*SHORT EXERCISE:* Locate each line holding the string "responses" and copy it.

*DATASET EXTRACT:*
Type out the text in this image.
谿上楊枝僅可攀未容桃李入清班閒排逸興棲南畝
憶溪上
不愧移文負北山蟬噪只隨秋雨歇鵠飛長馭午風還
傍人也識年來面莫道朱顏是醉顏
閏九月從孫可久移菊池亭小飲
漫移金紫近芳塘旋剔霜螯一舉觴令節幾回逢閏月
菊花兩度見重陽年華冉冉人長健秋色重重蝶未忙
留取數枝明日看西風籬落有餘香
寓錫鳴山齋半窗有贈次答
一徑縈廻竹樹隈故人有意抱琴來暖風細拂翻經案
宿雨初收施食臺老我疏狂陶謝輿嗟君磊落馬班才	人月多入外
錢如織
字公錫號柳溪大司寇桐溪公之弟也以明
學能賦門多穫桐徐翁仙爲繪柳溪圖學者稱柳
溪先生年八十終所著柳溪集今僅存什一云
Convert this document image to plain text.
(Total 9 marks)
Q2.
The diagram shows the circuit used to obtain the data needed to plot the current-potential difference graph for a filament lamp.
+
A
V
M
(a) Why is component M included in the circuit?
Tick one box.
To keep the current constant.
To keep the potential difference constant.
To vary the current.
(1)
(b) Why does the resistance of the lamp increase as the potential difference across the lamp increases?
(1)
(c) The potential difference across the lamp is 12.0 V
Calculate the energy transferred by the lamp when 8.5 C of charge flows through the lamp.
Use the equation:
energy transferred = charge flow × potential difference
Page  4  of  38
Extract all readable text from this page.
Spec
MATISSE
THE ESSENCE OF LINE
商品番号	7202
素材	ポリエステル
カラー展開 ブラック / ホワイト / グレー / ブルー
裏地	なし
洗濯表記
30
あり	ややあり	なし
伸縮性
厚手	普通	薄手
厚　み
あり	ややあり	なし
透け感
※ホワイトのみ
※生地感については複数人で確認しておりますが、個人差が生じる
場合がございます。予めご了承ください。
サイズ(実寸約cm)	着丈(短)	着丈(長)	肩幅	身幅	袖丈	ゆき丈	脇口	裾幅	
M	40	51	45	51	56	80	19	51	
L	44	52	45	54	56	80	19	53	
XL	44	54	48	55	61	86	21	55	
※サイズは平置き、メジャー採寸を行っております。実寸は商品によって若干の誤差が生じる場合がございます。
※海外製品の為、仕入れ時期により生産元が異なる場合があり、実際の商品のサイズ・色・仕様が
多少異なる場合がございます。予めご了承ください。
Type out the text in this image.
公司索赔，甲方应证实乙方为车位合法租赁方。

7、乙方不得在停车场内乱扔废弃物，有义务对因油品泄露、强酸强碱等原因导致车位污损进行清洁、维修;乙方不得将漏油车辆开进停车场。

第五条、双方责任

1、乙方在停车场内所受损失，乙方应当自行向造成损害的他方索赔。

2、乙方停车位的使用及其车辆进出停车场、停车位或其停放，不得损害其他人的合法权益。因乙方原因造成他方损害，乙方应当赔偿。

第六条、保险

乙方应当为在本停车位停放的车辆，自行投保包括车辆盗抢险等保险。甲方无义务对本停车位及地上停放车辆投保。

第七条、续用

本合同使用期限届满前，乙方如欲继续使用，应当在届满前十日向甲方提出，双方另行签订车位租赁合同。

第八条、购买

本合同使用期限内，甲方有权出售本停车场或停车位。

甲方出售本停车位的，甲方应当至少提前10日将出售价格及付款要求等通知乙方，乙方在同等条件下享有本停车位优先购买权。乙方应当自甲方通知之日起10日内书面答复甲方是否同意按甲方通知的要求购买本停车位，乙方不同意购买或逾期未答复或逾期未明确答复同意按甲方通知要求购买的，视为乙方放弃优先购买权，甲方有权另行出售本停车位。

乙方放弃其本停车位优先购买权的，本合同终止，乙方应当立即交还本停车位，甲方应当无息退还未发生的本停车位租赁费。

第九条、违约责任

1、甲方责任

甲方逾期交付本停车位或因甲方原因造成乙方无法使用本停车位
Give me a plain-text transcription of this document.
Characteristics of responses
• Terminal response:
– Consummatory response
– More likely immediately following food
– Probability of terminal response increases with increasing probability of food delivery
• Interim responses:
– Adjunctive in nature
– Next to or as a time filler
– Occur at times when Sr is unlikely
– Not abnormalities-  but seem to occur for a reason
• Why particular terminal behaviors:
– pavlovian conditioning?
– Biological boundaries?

*SOLUTION FOR THIS EXERCISE:*
Characteristics of responses
• Interim responses:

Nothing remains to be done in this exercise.